EXERCISE DETAILS: Reproduce every line of the records below word for word, but leave out the pictures.

DATA SHOWN:
— Begin —
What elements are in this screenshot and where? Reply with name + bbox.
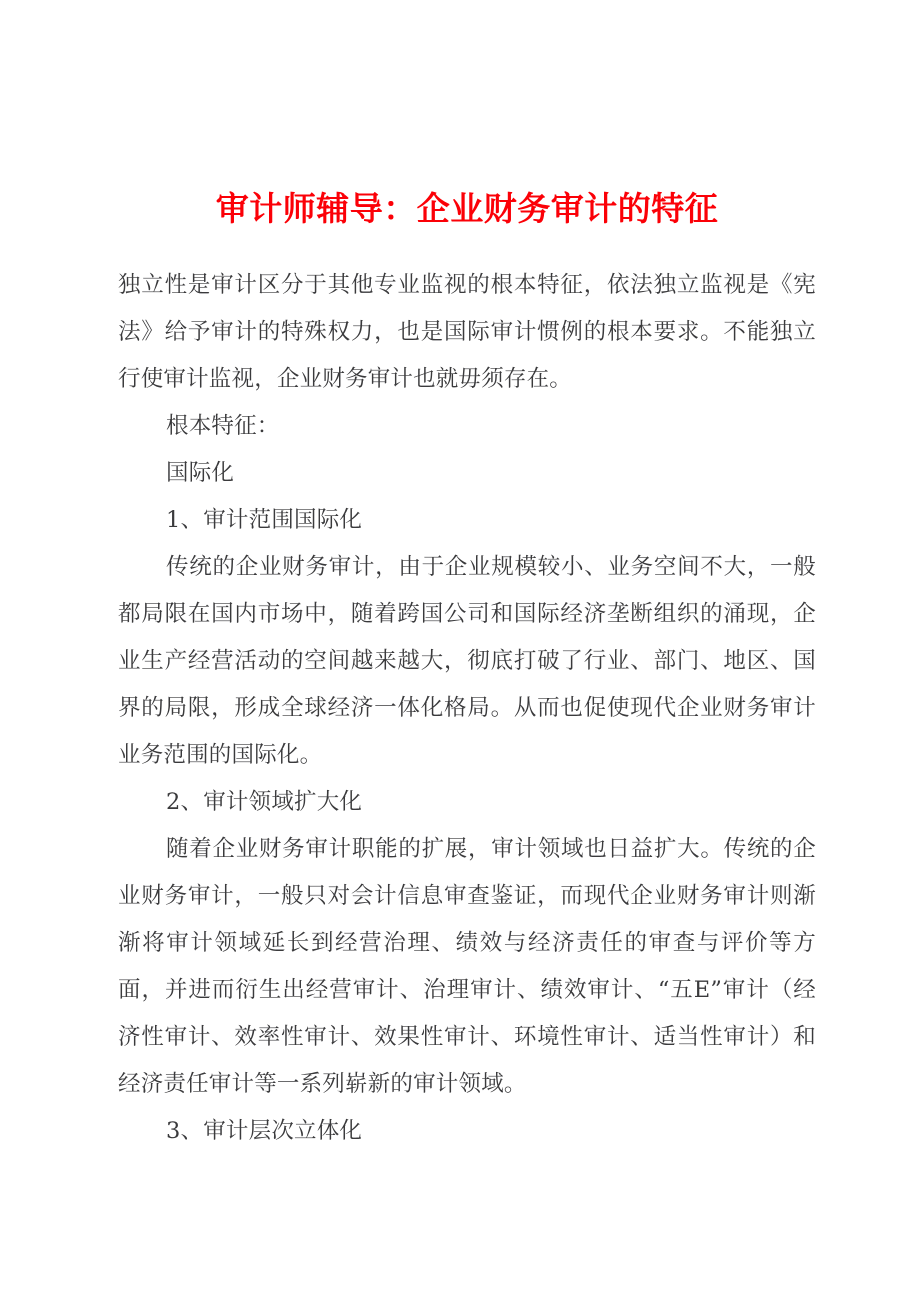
- paragraph-intro: 独立性是审计区分于其他专业监视的根本特征，依法独立监视是《宪法》给予审计的特殊权力，也是国际审计惯例的根本要求。不能独立行使审计监视，企业财务审计也就毋须存在。: [118, 272, 816, 392]
- paragraph-body-2: 随着企业财务审计职能的扩展，审计领域也日益扩大。传统的企业财务审计，一般只对会计信息审查鉴证，而现代企业财务审计则渐渐将审计领域延长到经营治理、绩效与经济责任的审查与评价等方面，并进而衍生出经营审计、治理审计、绩效审计、“五E”审计（经济性审计、效率性审计、效果性审计、环境性审计、适当性审计）和经济责任审计等一系列崭新的审计领域。: [118, 836, 816, 1097]
- list-item-1: 1、审计范围国际化: [166, 507, 363, 533]
- heading-basic-features: 根本特征：: [166, 413, 280, 439]
- page-title: 审计师辅导：企业财务审计的特征: [215, 189, 719, 228]
- paragraph-body-1: 传统的企业财务审计，由于企业规模较小、业务空间不大，一般都局限在国内市场中，随着跨国公司和国际经济垄断组织的涌现，企业生产经营活动的空间越来越大，彻底打破了行业、部门、地区、国界的局限，形成全球经济一体化格局。从而也促使现代企业财务审计业务范围的国际化。: [118, 554, 816, 768]
- document-body: [118, 0, 816, 1155]
- list-item-2: 2、审计领域扩大化: [166, 789, 363, 815]
- heading-internationalization: 国际化: [166, 460, 235, 486]
- list-item-3: 3、审计层次立体化: [166, 1118, 363, 1144]
- title-spacer: [118, 232, 816, 262]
— End —
SOLUTION TO THE EXERCISE:
What elements are in this screenshot and where? Reply with name + bbox.
- paragraph-intro: 独立性是审计区分于其他专业监视的根本特征，依法独立监视是《宪法》给予审计的特殊权力，也是国际审计惯例的根本要求。不能独立行使审计监视，企业财务审计也就毋须存在。: [118, 272, 816, 392]
- paragraph-body-2: 随着企业财务审计职能的扩展，审计领域也日益扩大。传统的企业财务审计，一般只对会计信息审查鉴证，而现代企业财务审计则渐渐将审计领域延长到经营治理、绩效与经济责任的审查与评价等方面，并进而衍生出经营审计、治理审计、绩效审计、“五E”审计（经济性审计、效率性审计、效果性审计、环境性审计、适当性审计）和经济责任审计等一系列崭新的审计领域。: [118, 836, 816, 1097]
- list-item-1: 1、审计范围国际化: [166, 507, 363, 533]
- heading-basic-features: 根本特征：: [166, 413, 280, 439]
- page-title: 审计师辅导：企业财务审计的特征: [215, 189, 719, 228]
- paragraph-body-1: 传统的企业财务审计，由于企业规模较小、业务空间不大，一般都局限在国内市场中，随着跨国公司和国际经济垄断组织的涌现，企业生产经营活动的空间越来越大，彻底打破了行业、部门、地区、国界的局限，形成全球经济一体化格局。从而也促使现代企业财务审计业务范围的国际化。: [118, 554, 816, 768]
- document-body: [118, 0, 816, 1155]
- list-item-2: 2、审计领域扩大化: [166, 789, 363, 815]
- heading-internationalization: 国际化: [166, 460, 235, 486]
- list-item-3: 3、审计层次立体化: [166, 1118, 363, 1144]
- title-spacer: [118, 232, 816, 262]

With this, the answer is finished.